------ ITEMS

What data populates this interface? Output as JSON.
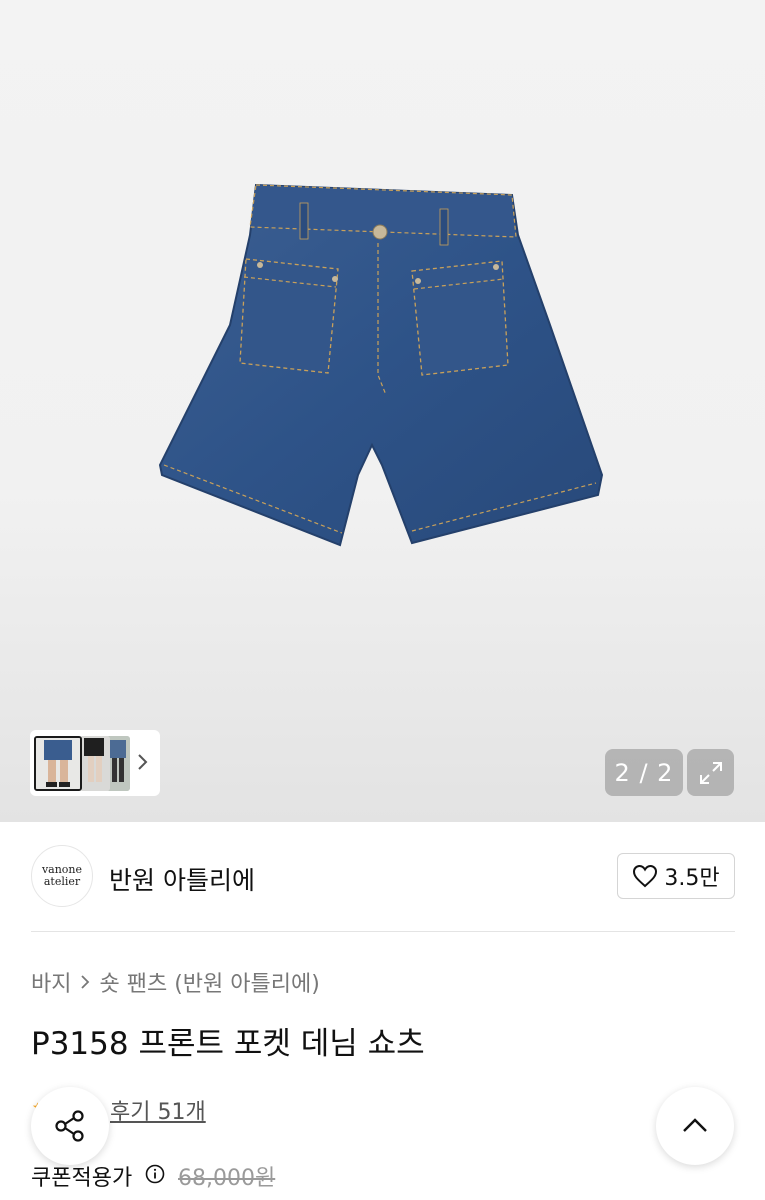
{
  "gallery": {
    "counter": "2 / 2",
    "image_subject": "denim-shorts"
  },
  "brand": {
    "logo_line1": "vanone",
    "logo_line2": "atelier",
    "name": "반원 아틀리에",
    "likes": "3.5만"
  },
  "breadcrumb": {
    "level1": "바지",
    "level2": "숏 팬츠 (반원 아틀리에)"
  },
  "product": {
    "title": "P3158 프론트 포켓 데님 쇼츠",
    "reviews": "후기 51개",
    "price_label": "쿠폰적용가",
    "original_price": "68,000원"
  },
  "colors": {
    "denim": "#2f4f7d",
    "accent_star": "#f5a623"
  }
}
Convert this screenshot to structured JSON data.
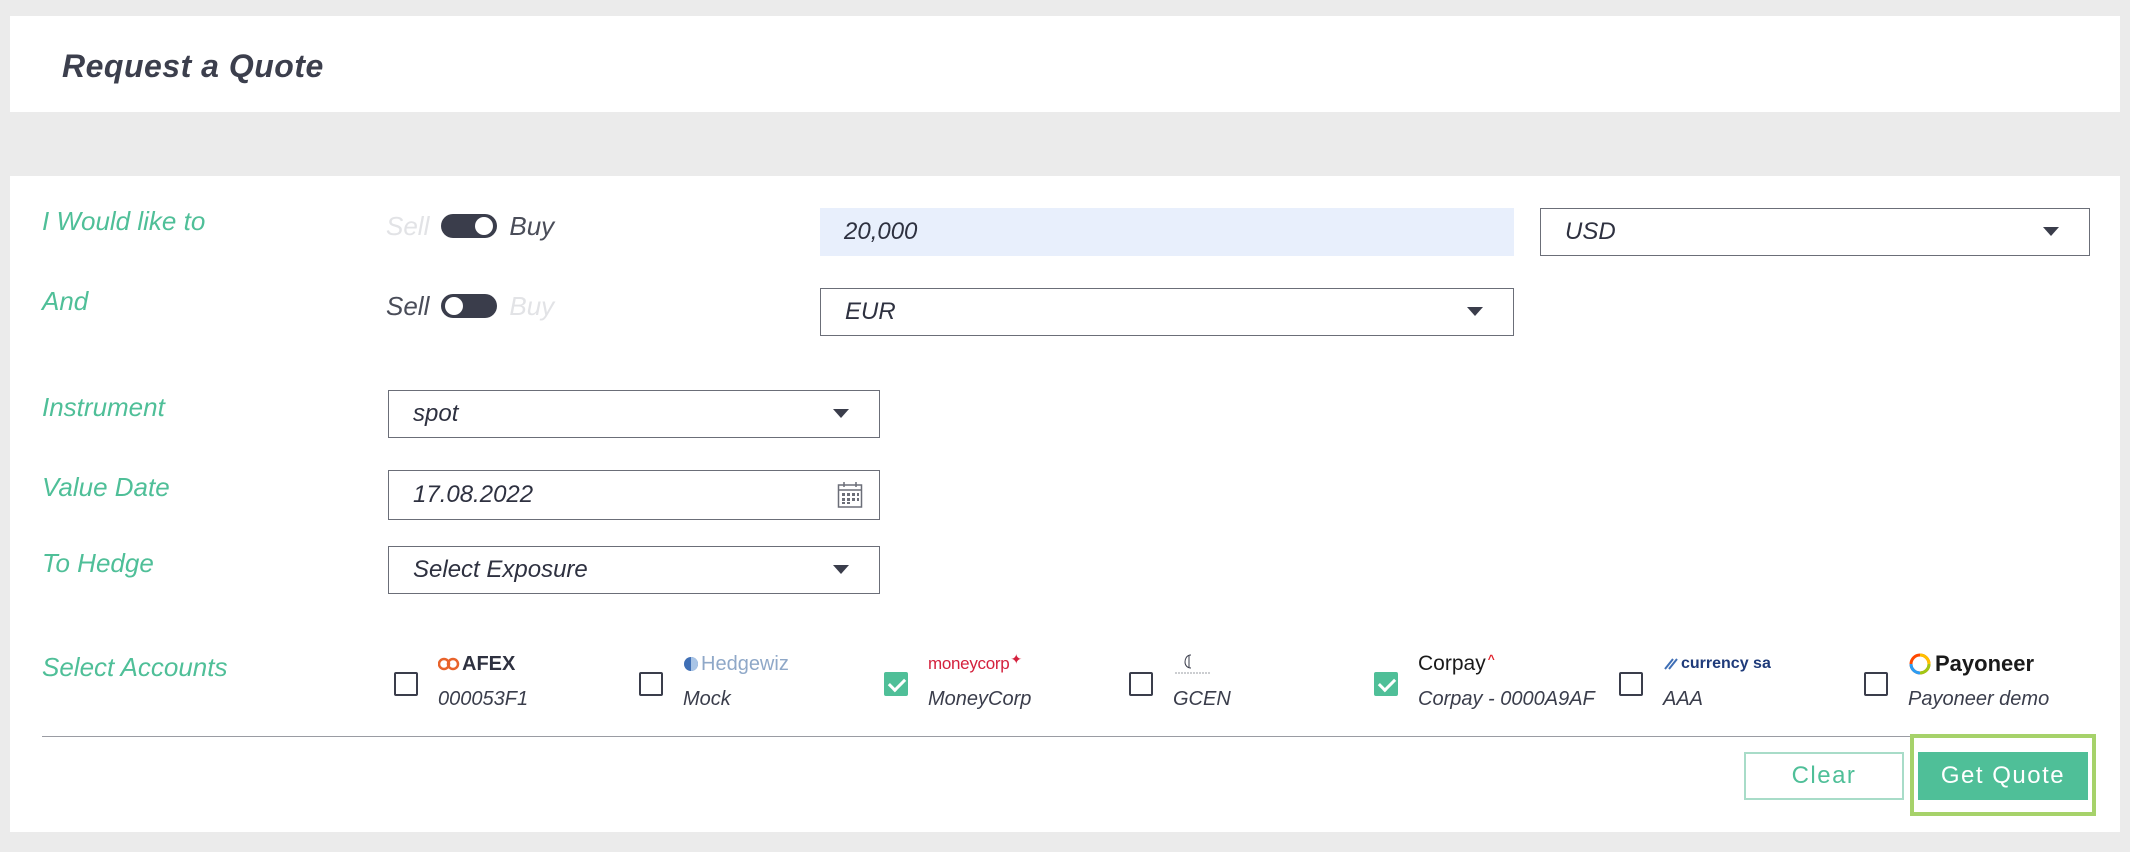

------------

* **GOAL**
Each entry above should be reproduced exactly, with the pictures removed.

* **RESPONSE TO THIS TASK**
What data populates this interface? Output as JSON.
{
  "gallery": {
    "counter": "2 / 2",
    "image_subject": "denim-shorts"
  },
  "brand": {
    "logo_line1": "vanone",
    "logo_line2": "atelier",
    "name": "반원 아틀리에",
    "likes": "3.5만"
  },
  "breadcrumb": {
    "level1": "바지",
    "level2": "숏 팬츠 (반원 아틀리에)"
  },
  "product": {
    "title": "P3158 프론트 포켓 데님 쇼츠",
    "reviews": "후기 51개",
    "price_label": "쿠폰적용가",
    "original_price": "68,000원"
  },
  "colors": {
    "denim": "#2f4f7d",
    "accent_star": "#f5a623"
  }
}
Convert this screenshot to structured JSON data.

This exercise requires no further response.